- SUPPLIED RECORDS -
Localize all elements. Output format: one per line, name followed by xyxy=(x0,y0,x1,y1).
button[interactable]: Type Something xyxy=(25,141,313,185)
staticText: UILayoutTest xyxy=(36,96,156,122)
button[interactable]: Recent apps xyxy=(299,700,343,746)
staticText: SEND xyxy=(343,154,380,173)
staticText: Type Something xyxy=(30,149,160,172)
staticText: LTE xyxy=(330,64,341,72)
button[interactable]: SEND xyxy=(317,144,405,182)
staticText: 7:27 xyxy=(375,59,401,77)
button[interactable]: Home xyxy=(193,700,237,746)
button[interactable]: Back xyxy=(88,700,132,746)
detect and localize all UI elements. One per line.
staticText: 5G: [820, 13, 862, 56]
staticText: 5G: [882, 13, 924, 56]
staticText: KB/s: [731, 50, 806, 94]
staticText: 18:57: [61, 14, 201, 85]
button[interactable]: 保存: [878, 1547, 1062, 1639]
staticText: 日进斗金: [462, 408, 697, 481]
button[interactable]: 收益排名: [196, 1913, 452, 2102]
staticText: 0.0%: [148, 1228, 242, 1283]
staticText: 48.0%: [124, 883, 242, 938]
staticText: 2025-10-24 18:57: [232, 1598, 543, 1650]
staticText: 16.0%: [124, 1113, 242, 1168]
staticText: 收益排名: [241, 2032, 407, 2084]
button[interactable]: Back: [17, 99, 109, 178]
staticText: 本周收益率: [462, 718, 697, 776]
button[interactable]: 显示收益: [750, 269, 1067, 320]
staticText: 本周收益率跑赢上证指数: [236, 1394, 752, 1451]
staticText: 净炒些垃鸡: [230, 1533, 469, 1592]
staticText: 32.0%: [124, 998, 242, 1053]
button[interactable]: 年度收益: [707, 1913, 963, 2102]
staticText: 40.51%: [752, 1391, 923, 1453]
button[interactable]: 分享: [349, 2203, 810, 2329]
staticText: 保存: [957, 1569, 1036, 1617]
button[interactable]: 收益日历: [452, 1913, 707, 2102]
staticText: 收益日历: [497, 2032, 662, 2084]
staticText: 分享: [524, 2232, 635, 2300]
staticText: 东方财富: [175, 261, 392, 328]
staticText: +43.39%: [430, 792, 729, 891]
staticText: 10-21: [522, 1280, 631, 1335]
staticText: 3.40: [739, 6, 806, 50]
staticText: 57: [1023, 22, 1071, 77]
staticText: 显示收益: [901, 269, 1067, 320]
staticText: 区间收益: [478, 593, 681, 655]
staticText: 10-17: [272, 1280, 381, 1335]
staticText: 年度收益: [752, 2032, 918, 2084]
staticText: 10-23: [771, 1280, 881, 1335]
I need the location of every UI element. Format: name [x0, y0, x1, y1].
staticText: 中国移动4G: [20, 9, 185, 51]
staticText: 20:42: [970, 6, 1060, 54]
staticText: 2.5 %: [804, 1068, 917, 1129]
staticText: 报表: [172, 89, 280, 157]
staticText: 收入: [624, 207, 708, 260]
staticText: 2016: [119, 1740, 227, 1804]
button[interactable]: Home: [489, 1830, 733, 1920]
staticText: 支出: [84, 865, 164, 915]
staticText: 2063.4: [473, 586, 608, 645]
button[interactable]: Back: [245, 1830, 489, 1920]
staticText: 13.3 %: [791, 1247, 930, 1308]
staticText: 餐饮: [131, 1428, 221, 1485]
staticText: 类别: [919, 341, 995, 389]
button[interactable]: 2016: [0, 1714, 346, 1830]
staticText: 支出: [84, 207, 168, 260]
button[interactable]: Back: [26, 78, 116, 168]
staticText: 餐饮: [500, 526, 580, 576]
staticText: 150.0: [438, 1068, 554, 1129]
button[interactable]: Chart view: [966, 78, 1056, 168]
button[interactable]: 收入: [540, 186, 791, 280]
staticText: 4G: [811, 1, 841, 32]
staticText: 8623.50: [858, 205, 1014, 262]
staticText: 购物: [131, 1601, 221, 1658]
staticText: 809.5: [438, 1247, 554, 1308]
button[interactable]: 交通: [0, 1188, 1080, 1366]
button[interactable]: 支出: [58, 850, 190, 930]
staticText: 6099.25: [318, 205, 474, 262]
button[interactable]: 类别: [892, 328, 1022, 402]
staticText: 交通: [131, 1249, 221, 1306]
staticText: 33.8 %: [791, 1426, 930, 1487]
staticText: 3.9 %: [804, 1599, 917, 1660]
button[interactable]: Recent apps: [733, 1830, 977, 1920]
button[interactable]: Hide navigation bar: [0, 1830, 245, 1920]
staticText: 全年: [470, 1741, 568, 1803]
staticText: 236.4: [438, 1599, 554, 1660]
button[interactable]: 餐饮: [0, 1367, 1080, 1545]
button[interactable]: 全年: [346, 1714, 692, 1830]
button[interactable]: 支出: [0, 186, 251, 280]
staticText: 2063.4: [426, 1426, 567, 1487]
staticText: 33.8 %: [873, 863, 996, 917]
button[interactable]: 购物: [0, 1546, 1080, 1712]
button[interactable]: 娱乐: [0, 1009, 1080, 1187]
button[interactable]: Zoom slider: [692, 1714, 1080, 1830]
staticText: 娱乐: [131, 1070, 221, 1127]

- WHAT IS REQUIRED -
Convert the listing, from its first line through the line containing "button[interactable]: Back: [17, 99, 109, 178]", both included, into a Markdown table with the columns "No." and "Entry". Number each row and omit any blank lines.

- RIGHT ANSWER -
| No. | Entry |
|---|---|
| 1 | Localize all elements. Output format: one per line, name followed by xyxy=(x0,y0,x1,y1). |
| 2 | button[interactable]: Type Something xyxy=(25,141,313,185) |
| 3 | staticText: UILayoutTest xyxy=(36,96,156,122) |
| 4 | button[interactable]: Recent apps xyxy=(299,700,343,746) |
| 5 | staticText: SEND xyxy=(343,154,380,173) |
| 6 | staticText: Type Something xyxy=(30,149,160,172) |
| 7 | staticText: LTE xyxy=(330,64,341,72) |
| 8 | button[interactable]: SEND xyxy=(317,144,405,182) |
| 9 | staticText: 7:27 xyxy=(375,59,401,77) |
| 10 | button[interactable]: Home xyxy=(193,700,237,746) |
| 11 | button[interactable]: Back xyxy=(88,700,132,746) |
| 12 | detect and localize all UI elements. One per line. |
| 13 | staticText: 5G: [820, 13, 862, 56] |
| 14 | staticText: 5G: [882, 13, 924, 56] |
| 15 | staticText: KB/s: [731, 50, 806, 94] |
| 16 | staticText: 18:57: [61, 14, 201, 85] |
| 17 | button[interactable]: 保存: [878, 1547, 1062, 1639] |
| 18 | staticText: 日进斗金: [462, 408, 697, 481] |
| 19 | button[interactable]: 收益排名: [196, 1913, 452, 2102] |
| 20 | staticText: 0.0%: [148, 1228, 242, 1283] |
| 21 | staticText: 48.0%: [124, 883, 242, 938] |
| 22 | staticText: 2025-10-24 18:57: [232, 1598, 543, 1650] |
| 23 | staticText: 16.0%: [124, 1113, 242, 1168] |
| 24 | staticText: 收益排名: [241, 2032, 407, 2084] |
| 25 | button[interactable]: Back: [17, 99, 109, 178] |